◆ **TEXT SECTION**:
----
What would you do if you were suddenly granted the power to read minds? And what if the secrets you discovered were in fact their owners’ deepest, darkest desires?
These are just two of the unsettling questions faced by Daniel Radcliffe in his lead role as Ig Perrish, in the Lionsgate production of Horns. Adapted from the novel by Joe Hill and directed by Alexandre Aja, Horns is released on Blu-ray and DVD today.
The satanic horns of the film’s title materialise one morning when Ig, wrongly accused of his girlfriend’s murder, wakes to find them growing inexplicably from his forehead. Using their supernatural powers, he embarks on a personal crusade to track down his girlfriend’s killer.
Horns features makeup effects and prosthetics by KNB EFX, supplemented by visual effects from Tippett Studio.
Makeup Effects and Prosthetics – KNB EFX
The primary task for KNB EFX was to create the various sets of horns worn by Daniel Radcliffe during his gradual transformation from Ig Perrish into a fully-fledged demon.
“We did four different stages of horns that we attached to Daniel, as well as a fantasy drug-dream prosthetic makeup,” recalled KNB EFX on-set makeup effects supervisor Mike McCarty. “We did a burn suit and accompanying makeup, the final demon look with its huge set of horns, a few blood gags, an exploding head and some mechanical snakes. We had Daniel in and out of prosthetics at least 35 times over the course of the shoot.”
The makeup and prosthetics team benefited from the company’s long association with director Alexandre Aja. “KNB EFX has done all of Alex Aja’s projects since The Hills have Eyes (2006),” McCarty remarked. “I’ve personally been on set for most of them: Mirrors, Piranha 3D, Maniac, Horns, and his current project, The 9th Life of Louis Drax. As Alex likes to say, we’re part of the family.”
Despite their fantastic aspect, the look of Ig’s horns was developed using real-world reference material. “We looked at a lot of horns in nature, and went back and forth with what our conceptual designer John Wheaton came up with,” McCarty explained. “We got notes from Alex, and ultimately ended up using various stages of ram horns as reference.”
----
◆ **INFORMATION SHOWN**:
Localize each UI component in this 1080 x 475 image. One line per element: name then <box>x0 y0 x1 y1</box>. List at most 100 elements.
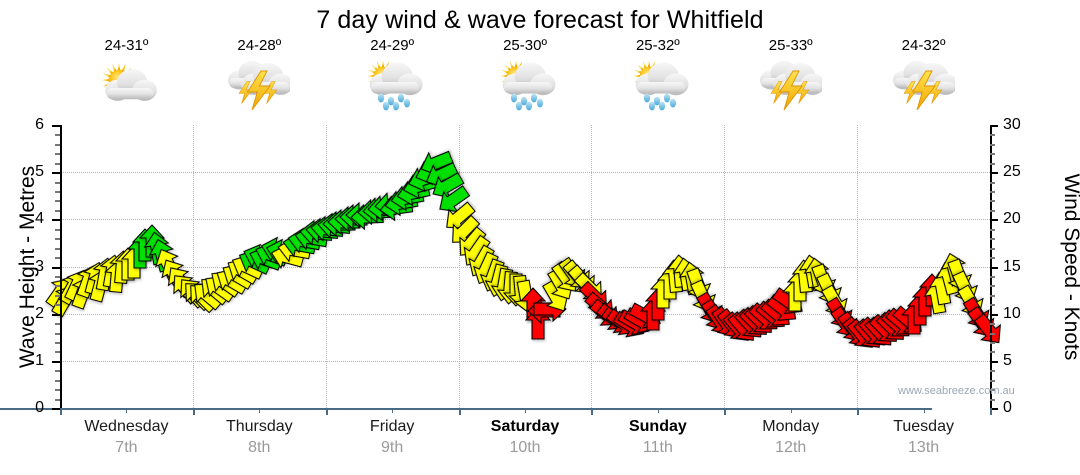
----
◆ **PROBLEM SET**:
• A. From the article on the effects in Horns, extract the passage between "What would you" and "and DVD today.", inclusive.
• B. Render this sentence from the article on the effects in Horns into Spanish: "Horns features makeup effects and prosthetics by KNB EFX, supplemented by visual effects from Tippett Studio."

◆ **ANSWERS**:
• A.
What would you do if you were suddenly granted the power to read minds? And what if the secrets you discovered were in fact their owners’ deepest, darkest desires?
These are just two of the unsettling questions faced by Daniel Radcliffe in his lead role as Ig Perrish, in the Lionsgate production of Horns. Adapted from the novel by Joe Hill and directed by Alexandre Aja, Horns is released on Blu-ray and DVD today.

• B. Horns cuenta con efectos de maquillaje y prótesis de KNB EFX, complementados con efectos visuales de Tippett Studio.